● **DESCRIPTION OF THE TASK**: Repeat all of the records verbatim.

● **DATA SUPPLIED**:
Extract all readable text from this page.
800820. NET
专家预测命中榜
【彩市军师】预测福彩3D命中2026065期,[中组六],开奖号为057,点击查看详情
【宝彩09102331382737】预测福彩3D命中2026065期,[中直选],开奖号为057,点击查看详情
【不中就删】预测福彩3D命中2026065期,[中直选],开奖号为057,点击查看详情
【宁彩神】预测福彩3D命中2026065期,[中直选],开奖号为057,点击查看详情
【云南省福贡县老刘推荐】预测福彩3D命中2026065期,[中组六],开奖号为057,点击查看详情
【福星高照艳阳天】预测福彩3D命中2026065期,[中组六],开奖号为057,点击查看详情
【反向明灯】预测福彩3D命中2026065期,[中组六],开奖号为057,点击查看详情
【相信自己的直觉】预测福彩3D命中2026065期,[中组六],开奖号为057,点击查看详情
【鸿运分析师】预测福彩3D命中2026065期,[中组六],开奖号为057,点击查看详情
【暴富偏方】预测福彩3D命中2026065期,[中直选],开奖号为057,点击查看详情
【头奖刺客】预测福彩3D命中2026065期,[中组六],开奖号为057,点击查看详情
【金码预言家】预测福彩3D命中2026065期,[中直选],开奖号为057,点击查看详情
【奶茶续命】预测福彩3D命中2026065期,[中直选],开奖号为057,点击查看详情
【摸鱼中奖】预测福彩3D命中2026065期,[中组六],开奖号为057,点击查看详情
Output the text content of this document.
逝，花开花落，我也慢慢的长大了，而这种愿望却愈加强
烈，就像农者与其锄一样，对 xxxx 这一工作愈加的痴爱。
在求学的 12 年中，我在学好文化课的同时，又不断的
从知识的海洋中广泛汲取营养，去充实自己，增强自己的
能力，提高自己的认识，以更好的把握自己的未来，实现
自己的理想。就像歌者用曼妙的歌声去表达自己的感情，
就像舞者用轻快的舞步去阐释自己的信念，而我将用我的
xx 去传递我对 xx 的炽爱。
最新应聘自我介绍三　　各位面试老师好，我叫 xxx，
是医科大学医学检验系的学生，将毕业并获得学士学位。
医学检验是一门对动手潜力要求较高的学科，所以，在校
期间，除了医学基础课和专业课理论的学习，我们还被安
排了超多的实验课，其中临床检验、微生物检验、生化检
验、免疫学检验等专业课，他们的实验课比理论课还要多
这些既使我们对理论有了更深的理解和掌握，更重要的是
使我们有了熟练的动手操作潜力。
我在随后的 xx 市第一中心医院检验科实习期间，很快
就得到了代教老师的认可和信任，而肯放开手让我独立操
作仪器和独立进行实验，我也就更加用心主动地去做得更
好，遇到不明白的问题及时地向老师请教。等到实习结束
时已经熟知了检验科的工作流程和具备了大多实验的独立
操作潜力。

● **REPLY TO THE EXERCISE**:
Extract all readable text from this page.
800820. NET
专家预测命中榜
【彩市军师】预测福彩3D命中2026065期,[中组六],开奖号为057,点击查看详情
【宝彩09102331382737】预测福彩3D命中2026065期,[中直选],开奖号为057,点击查看详情
【不中就删】预测福彩3D命中2026065期,[中直选],开奖号为057,点击查看详情
【宁彩神】预测福彩3D命中2026065期,[中直选],开奖号为057,点击查看详情
【云南省福贡县老刘推荐】预测福彩3D命中2026065期,[中组六],开奖号为057,点击查看详情
【福星高照艳阳天】预测福彩3D命中2026065期,[中组六],开奖号为057,点击查看详情
【反向明灯】预测福彩3D命中2026065期,[中组六],开奖号为057,点击查看详情
【相信自己的直觉】预测福彩3D命中2026065期,[中组六],开奖号为057,点击查看详情
【鸿运分析师】预测福彩3D命中2026065期,[中组六],开奖号为057,点击查看详情
【暴富偏方】预测福彩3D命中2026065期,[中直选],开奖号为057,点击查看详情
【头奖刺客】预测福彩3D命中2026065期,[中组六],开奖号为057,点击查看详情
【金码预言家】预测福彩3D命中2026065期,[中直选],开奖号为057,点击查看详情
【奶茶续命】预测福彩3D命中2026065期,[中直选],开奖号为057,点击查看详情
【摸鱼中奖】预测福彩3D命中2026065期,[中组六],开奖号为057,点击查看详情
Output the text content of this document.
逝，花开花落，我也慢慢的长大了，而这种愿望却愈加强
烈，就像农者与其锄一样，对 xxxx 这一工作愈加的痴爱。
在求学的 12 年中，我在学好文化课的同时，又不断的
从知识的海洋中广泛汲取营养，去充实自己，增强自己的
能力，提高自己的认识，以更好的把握自己的未来，实现
自己的理想。就像歌者用曼妙的歌声去表达自己的感情，
就像舞者用轻快的舞步去阐释自己的信念，而我将用我的
xx 去传递我对 xx 的炽爱。
最新应聘自我介绍三　　各位面试老师好，我叫 xxx，
是医科大学医学检验系的学生，将毕业并获得学士学位。
医学检验是一门对动手潜力要求较高的学科，所以，在校
期间，除了医学基础课和专业课理论的学习，我们还被安
排了超多的实验课，其中临床检验、微生物检验、生化检
验、免疫学检验等专业课，他们的实验课比理论课还要多
这些既使我们对理论有了更深的理解和掌握，更重要的是
使我们有了熟练的动手操作潜力。
我在随后的 xx 市第一中心医院检验科实习期间，很快
就得到了代教老师的认可和信任，而肯放开手让我独立操
作仪器和独立进行实验，我也就更加用心主动地去做得更
好，遇到不明白的问题及时地向老师请教。等到实习结束
时已经熟知了检验科的工作流程和具备了大多实验的独立
操作潜力。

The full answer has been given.